--- begin INFORMATION PROVIDED ---
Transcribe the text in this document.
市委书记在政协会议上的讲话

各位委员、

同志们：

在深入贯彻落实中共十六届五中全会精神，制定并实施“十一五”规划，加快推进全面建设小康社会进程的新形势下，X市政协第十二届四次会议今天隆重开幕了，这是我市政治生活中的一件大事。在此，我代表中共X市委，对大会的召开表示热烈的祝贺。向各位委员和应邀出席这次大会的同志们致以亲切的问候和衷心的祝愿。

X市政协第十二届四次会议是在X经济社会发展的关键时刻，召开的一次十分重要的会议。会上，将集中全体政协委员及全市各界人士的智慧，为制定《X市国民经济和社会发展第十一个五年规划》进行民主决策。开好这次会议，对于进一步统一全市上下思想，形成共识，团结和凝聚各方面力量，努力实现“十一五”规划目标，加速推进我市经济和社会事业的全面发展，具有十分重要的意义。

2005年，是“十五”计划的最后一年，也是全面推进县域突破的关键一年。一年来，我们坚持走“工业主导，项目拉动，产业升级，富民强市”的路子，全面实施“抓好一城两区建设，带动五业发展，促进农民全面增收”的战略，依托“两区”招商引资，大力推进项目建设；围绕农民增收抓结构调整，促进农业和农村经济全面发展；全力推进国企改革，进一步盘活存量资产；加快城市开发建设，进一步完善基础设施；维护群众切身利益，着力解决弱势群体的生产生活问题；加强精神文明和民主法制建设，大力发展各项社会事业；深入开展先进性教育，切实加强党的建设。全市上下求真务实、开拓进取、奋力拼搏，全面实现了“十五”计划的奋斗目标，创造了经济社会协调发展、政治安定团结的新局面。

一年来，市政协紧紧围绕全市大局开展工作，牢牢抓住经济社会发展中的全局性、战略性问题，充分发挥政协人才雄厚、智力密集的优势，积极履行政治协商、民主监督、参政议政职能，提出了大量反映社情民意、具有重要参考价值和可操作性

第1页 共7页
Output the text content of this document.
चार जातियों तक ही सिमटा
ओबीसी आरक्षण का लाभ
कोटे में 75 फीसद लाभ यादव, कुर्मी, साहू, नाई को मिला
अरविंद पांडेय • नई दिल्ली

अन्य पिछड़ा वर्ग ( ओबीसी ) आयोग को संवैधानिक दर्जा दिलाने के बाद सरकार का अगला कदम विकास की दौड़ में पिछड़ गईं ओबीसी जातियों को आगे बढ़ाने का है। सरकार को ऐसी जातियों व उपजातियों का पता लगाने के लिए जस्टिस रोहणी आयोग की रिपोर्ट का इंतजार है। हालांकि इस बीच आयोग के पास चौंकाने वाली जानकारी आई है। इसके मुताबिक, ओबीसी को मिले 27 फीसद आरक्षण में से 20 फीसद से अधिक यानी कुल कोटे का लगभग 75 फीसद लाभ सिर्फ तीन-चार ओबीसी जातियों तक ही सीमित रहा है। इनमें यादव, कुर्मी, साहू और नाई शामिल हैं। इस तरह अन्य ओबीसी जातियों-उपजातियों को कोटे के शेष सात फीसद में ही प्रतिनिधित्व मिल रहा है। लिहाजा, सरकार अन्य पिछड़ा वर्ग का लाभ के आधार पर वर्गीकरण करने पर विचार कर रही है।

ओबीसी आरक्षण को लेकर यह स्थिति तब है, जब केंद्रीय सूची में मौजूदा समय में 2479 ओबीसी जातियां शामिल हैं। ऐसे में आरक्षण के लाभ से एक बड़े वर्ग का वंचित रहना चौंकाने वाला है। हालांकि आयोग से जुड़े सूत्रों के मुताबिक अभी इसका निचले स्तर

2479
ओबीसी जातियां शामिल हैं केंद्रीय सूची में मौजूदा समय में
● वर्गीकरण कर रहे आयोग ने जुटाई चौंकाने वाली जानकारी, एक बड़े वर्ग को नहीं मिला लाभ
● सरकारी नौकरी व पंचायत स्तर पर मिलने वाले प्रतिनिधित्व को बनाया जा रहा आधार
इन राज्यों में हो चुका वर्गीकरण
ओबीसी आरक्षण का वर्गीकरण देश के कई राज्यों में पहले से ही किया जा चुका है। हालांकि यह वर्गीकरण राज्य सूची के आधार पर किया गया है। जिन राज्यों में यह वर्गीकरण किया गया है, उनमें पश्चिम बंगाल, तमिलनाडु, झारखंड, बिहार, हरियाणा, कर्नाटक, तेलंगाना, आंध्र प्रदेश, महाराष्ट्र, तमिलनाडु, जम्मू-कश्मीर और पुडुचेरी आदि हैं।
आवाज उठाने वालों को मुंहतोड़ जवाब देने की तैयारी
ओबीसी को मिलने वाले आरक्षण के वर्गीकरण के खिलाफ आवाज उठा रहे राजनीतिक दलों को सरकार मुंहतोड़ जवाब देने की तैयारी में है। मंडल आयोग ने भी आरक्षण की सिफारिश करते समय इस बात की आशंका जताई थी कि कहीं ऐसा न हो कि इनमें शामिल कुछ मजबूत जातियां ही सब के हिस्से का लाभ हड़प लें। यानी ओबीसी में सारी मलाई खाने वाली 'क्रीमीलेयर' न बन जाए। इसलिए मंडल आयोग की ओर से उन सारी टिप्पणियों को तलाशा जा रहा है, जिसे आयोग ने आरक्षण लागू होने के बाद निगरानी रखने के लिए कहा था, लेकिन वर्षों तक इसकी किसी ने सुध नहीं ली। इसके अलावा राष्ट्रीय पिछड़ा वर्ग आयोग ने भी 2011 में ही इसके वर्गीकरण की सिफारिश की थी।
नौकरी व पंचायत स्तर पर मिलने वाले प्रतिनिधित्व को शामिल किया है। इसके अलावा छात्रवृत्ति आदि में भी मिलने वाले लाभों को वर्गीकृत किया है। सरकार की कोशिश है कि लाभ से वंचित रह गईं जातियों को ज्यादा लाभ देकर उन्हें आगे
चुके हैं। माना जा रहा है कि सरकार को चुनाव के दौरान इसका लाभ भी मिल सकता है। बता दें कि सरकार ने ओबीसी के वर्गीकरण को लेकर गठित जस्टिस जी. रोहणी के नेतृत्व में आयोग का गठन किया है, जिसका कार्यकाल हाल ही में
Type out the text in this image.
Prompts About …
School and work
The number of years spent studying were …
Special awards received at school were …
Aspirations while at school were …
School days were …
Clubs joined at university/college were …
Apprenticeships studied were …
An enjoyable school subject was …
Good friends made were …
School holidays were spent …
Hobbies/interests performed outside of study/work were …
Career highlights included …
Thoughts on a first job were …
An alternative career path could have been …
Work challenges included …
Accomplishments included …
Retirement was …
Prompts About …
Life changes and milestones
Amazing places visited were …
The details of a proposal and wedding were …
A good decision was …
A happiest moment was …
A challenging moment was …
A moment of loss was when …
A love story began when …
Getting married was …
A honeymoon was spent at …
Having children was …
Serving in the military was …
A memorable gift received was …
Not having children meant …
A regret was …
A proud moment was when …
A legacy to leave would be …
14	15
--- end INFORMATION PROVIDED ---
» INSTRUCTIONS FOR THE TASK
For the listing above, identify each line bearing "received".

» SOLUTION FOR THIS PROBLEM
Special awards received at school were …
A memorable gift received was …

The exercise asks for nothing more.